[Task description]
Below is a block of records: output all of them exactly and leave out the pictures.

[Extracted material]

******

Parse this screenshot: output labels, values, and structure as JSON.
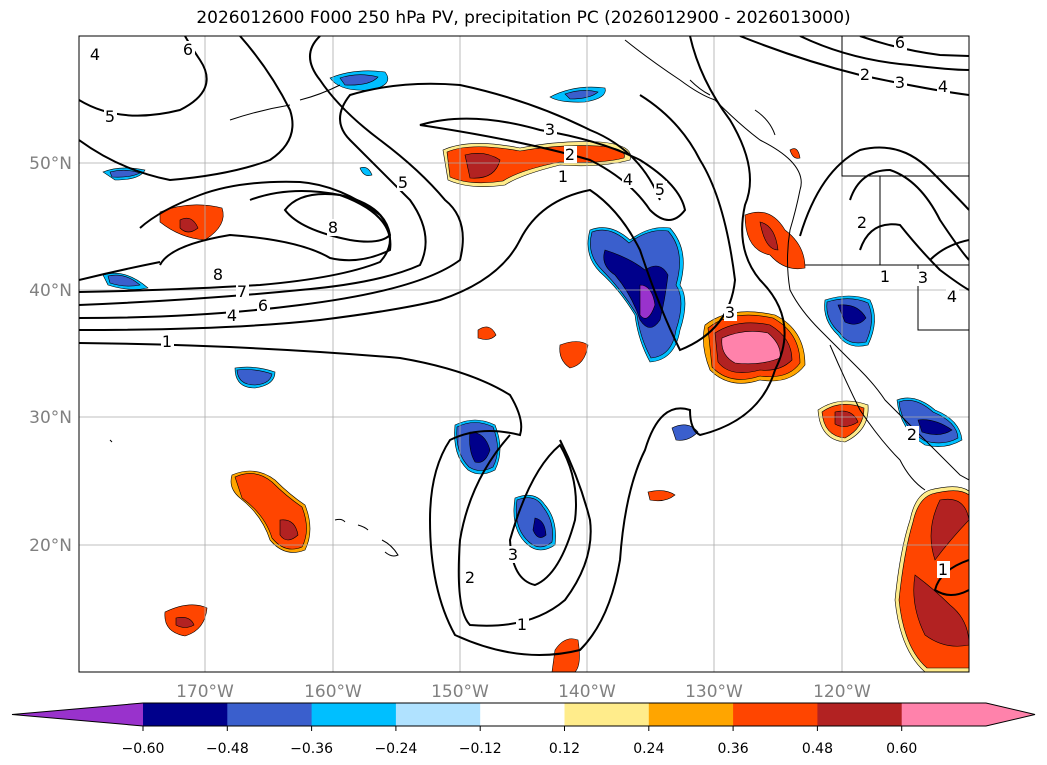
{
  "title": "2026012600 F000 250 hPa PV, precipitation PC (2026012900 - 2026013000)",
  "lat_ticks": [
    "50°N",
    "40°N",
    "30°N",
    "20°N"
  ],
  "lon_ticks": [
    "170°W",
    "160°W",
    "150°W",
    "140°W",
    "130°W",
    "120°W"
  ],
  "colorbar": {
    "ticks": [
      "−0.60",
      "−0.48",
      "−0.36",
      "−0.24",
      "−0.12",
      "0.12",
      "0.24",
      "0.36",
      "0.48",
      "0.60"
    ],
    "colors": [
      "#9932CC",
      "#00008B",
      "#3A5FCD",
      "#00BFFF",
      "#B0E2FF",
      "#FFFFFF",
      "#FFEC8B",
      "#FFA500",
      "#FF4500",
      "#B22222",
      "#FF82AB"
    ],
    "extend_min_color": "#9932CC",
    "extend_max_color": "#FF82AB"
  },
  "contour_labels": [
    "4",
    "6",
    "5",
    "5",
    "8",
    "8",
    "7",
    "6",
    "4",
    "1",
    "3",
    "2",
    "1",
    "4",
    "5",
    "6",
    "2",
    "3",
    "4",
    "2",
    "1",
    "3",
    "4",
    "2",
    "3",
    "1",
    "2",
    "3",
    "1"
  ]
}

******

[Answer to this problem]
Parse this screenshot: output labels, values, and structure as JSON.
{
  "title": "2026012600 F000 250 hPa PV, precipitation PC (2026012900 - 2026013000)",
  "lat_ticks": [
    "50°N",
    "40°N",
    "30°N",
    "20°N"
  ],
  "lon_ticks": [
    "170°W",
    "160°W",
    "150°W",
    "140°W",
    "130°W",
    "120°W"
  ],
  "colorbar": {
    "ticks": [
      "−0.60",
      "−0.48",
      "−0.36",
      "−0.24",
      "−0.12",
      "0.12",
      "0.24",
      "0.36",
      "0.48",
      "0.60"
    ],
    "colors": [
      "#9932CC",
      "#00008B",
      "#3A5FCD",
      "#00BFFF",
      "#B0E2FF",
      "#FFFFFF",
      "#FFEC8B",
      "#FFA500",
      "#FF4500",
      "#B22222",
      "#FF82AB"
    ],
    "extend_min_color": "#9932CC",
    "extend_max_color": "#FF82AB"
  },
  "contour_labels": [
    "4",
    "6",
    "5",
    "5",
    "8",
    "8",
    "7",
    "6",
    "4",
    "1",
    "3",
    "2",
    "1",
    "4",
    "5",
    "6",
    "2",
    "3",
    "4",
    "2",
    "1",
    "3",
    "4",
    "2",
    "3",
    "1",
    "2",
    "3",
    "1"
  ]
}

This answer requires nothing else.